Figure contents as structured data

■ ■ ■ ■

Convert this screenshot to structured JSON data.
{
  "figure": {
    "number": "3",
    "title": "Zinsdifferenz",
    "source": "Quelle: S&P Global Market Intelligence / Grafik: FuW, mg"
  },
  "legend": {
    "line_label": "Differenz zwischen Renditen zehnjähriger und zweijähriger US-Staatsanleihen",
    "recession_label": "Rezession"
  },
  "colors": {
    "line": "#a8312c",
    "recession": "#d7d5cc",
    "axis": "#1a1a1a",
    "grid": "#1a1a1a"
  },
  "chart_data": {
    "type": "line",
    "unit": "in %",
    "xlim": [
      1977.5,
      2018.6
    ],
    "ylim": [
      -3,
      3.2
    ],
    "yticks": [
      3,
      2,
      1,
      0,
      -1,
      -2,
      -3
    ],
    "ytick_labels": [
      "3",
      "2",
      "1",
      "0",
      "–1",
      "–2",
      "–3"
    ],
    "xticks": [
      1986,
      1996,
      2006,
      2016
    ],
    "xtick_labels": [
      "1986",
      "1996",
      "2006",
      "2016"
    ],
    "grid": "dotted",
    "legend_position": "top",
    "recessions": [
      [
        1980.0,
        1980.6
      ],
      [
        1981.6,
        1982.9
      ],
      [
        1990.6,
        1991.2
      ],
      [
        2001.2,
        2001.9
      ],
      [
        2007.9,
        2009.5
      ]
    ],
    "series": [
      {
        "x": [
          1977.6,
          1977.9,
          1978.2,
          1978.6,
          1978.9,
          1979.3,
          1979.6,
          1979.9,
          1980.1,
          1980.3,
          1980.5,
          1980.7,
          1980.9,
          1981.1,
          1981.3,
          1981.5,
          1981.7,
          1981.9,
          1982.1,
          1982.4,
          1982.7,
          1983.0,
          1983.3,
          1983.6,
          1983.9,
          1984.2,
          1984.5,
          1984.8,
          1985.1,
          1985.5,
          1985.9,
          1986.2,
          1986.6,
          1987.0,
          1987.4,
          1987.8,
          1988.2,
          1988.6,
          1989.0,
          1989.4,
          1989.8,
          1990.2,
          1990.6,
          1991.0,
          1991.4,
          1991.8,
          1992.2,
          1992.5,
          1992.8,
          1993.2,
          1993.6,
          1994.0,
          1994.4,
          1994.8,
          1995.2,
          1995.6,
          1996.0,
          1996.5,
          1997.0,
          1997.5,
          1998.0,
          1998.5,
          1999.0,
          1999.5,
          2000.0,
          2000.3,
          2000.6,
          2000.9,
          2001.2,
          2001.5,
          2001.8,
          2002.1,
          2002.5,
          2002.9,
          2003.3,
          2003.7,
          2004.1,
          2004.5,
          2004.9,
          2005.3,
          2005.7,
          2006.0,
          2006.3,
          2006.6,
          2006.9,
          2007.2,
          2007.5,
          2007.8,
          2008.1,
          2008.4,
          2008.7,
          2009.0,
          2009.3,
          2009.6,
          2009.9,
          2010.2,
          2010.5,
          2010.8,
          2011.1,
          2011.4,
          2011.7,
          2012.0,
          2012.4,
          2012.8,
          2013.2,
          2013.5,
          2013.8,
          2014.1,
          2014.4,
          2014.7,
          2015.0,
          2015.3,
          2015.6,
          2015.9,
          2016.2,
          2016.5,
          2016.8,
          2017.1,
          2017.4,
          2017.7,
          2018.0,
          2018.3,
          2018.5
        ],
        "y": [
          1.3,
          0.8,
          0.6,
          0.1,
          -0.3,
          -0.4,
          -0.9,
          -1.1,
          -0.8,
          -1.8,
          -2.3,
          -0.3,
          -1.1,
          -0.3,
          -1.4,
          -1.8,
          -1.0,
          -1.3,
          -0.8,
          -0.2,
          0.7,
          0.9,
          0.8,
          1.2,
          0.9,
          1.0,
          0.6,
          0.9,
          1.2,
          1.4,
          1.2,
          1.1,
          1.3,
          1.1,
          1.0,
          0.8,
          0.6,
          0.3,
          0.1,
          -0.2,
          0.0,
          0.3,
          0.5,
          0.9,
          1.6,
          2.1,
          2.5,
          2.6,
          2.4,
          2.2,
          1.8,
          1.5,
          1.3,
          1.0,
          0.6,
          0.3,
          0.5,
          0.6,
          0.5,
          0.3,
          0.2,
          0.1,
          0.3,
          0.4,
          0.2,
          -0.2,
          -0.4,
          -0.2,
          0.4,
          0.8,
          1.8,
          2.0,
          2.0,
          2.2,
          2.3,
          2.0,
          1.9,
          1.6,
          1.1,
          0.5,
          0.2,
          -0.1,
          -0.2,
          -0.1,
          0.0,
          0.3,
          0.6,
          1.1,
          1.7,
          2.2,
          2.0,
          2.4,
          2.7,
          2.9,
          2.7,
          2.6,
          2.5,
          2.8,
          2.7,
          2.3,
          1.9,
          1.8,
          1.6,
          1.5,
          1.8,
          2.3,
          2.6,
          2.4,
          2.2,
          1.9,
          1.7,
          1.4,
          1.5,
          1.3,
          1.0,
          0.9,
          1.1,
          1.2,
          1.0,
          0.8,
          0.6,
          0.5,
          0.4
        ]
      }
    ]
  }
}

■ ■ ■ ■

TASK TO CARRY OUT
Retype the material in full, character for character.

COMPLETED TASK
Convert this screenshot to structured JSON data.
{
  "figure": {
    "number": "3",
    "title": "Zinsdifferenz",
    "source": "Quelle: S&P Global Market Intelligence / Grafik: FuW, mg"
  },
  "legend": {
    "line_label": "Differenz zwischen Renditen zehnjähriger und zweijähriger US-Staatsanleihen",
    "recession_label": "Rezession"
  },
  "colors": {
    "line": "#a8312c",
    "recession": "#d7d5cc",
    "axis": "#1a1a1a",
    "grid": "#1a1a1a"
  },
  "chart_data": {
    "type": "line",
    "unit": "in %",
    "xlim": [
      1977.5,
      2018.6
    ],
    "ylim": [
      -3,
      3.2
    ],
    "yticks": [
      3,
      2,
      1,
      0,
      -1,
      -2,
      -3
    ],
    "ytick_labels": [
      "3",
      "2",
      "1",
      "0",
      "–1",
      "–2",
      "–3"
    ],
    "xticks": [
      1986,
      1996,
      2006,
      2016
    ],
    "xtick_labels": [
      "1986",
      "1996",
      "2006",
      "2016"
    ],
    "grid": "dotted",
    "legend_position": "top",
    "recessions": [
      [
        1980.0,
        1980.6
      ],
      [
        1981.6,
        1982.9
      ],
      [
        1990.6,
        1991.2
      ],
      [
        2001.2,
        2001.9
      ],
      [
        2007.9,
        2009.5
      ]
    ],
    "series": [
      {
        "x": [
          1977.6,
          1977.9,
          1978.2,
          1978.6,
          1978.9,
          1979.3,
          1979.6,
          1979.9,
          1980.1,
          1980.3,
          1980.5,
          1980.7,
          1980.9,
          1981.1,
          1981.3,
          1981.5,
          1981.7,
          1981.9,
          1982.1,
          1982.4,
          1982.7,
          1983.0,
          1983.3,
          1983.6,
          1983.9,
          1984.2,
          1984.5,
          1984.8,
          1985.1,
          1985.5,
          1985.9,
          1986.2,
          1986.6,
          1987.0,
          1987.4,
          1987.8,
          1988.2,
          1988.6,
          1989.0,
          1989.4,
          1989.8,
          1990.2,
          1990.6,
          1991.0,
          1991.4,
          1991.8,
          1992.2,
          1992.5,
          1992.8,
          1993.2,
          1993.6,
          1994.0,
          1994.4,
          1994.8,
          1995.2,
          1995.6,
          1996.0,
          1996.5,
          1997.0,
          1997.5,
          1998.0,
          1998.5,
          1999.0,
          1999.5,
          2000.0,
          2000.3,
          2000.6,
          2000.9,
          2001.2,
          2001.5,
          2001.8,
          2002.1,
          2002.5,
          2002.9,
          2003.3,
          2003.7,
          2004.1,
          2004.5,
          2004.9,
          2005.3,
          2005.7,
          2006.0,
          2006.3,
          2006.6,
          2006.9,
          2007.2,
          2007.5,
          2007.8,
          2008.1,
          2008.4,
          2008.7,
          2009.0,
          2009.3,
          2009.6,
          2009.9,
          2010.2,
          2010.5,
          2010.8,
          2011.1,
          2011.4,
          2011.7,
          2012.0,
          2012.4,
          2012.8,
          2013.2,
          2013.5,
          2013.8,
          2014.1,
          2014.4,
          2014.7,
          2015.0,
          2015.3,
          2015.6,
          2015.9,
          2016.2,
          2016.5,
          2016.8,
          2017.1,
          2017.4,
          2017.7,
          2018.0,
          2018.3,
          2018.5
        ],
        "y": [
          1.3,
          0.8,
          0.6,
          0.1,
          -0.3,
          -0.4,
          -0.9,
          -1.1,
          -0.8,
          -1.8,
          -2.3,
          -0.3,
          -1.1,
          -0.3,
          -1.4,
          -1.8,
          -1.0,
          -1.3,
          -0.8,
          -0.2,
          0.7,
          0.9,
          0.8,
          1.2,
          0.9,
          1.0,
          0.6,
          0.9,
          1.2,
          1.4,
          1.2,
          1.1,
          1.3,
          1.1,
          1.0,
          0.8,
          0.6,
          0.3,
          0.1,
          -0.2,
          0.0,
          0.3,
          0.5,
          0.9,
          1.6,
          2.1,
          2.5,
          2.6,
          2.4,
          2.2,
          1.8,
          1.5,
          1.3,
          1.0,
          0.6,
          0.3,
          0.5,
          0.6,
          0.5,
          0.3,
          0.2,
          0.1,
          0.3,
          0.4,
          0.2,
          -0.2,
          -0.4,
          -0.2,
          0.4,
          0.8,
          1.8,
          2.0,
          2.0,
          2.2,
          2.3,
          2.0,
          1.9,
          1.6,
          1.1,
          0.5,
          0.2,
          -0.1,
          -0.2,
          -0.1,
          0.0,
          0.3,
          0.6,
          1.1,
          1.7,
          2.2,
          2.0,
          2.4,
          2.7,
          2.9,
          2.7,
          2.6,
          2.5,
          2.8,
          2.7,
          2.3,
          1.9,
          1.8,
          1.6,
          1.5,
          1.8,
          2.3,
          2.6,
          2.4,
          2.2,
          1.9,
          1.7,
          1.4,
          1.5,
          1.3,
          1.0,
          0.9,
          1.1,
          1.2,
          1.0,
          0.8,
          0.6,
          0.5,
          0.4
        ]
      }
    ]
  }
}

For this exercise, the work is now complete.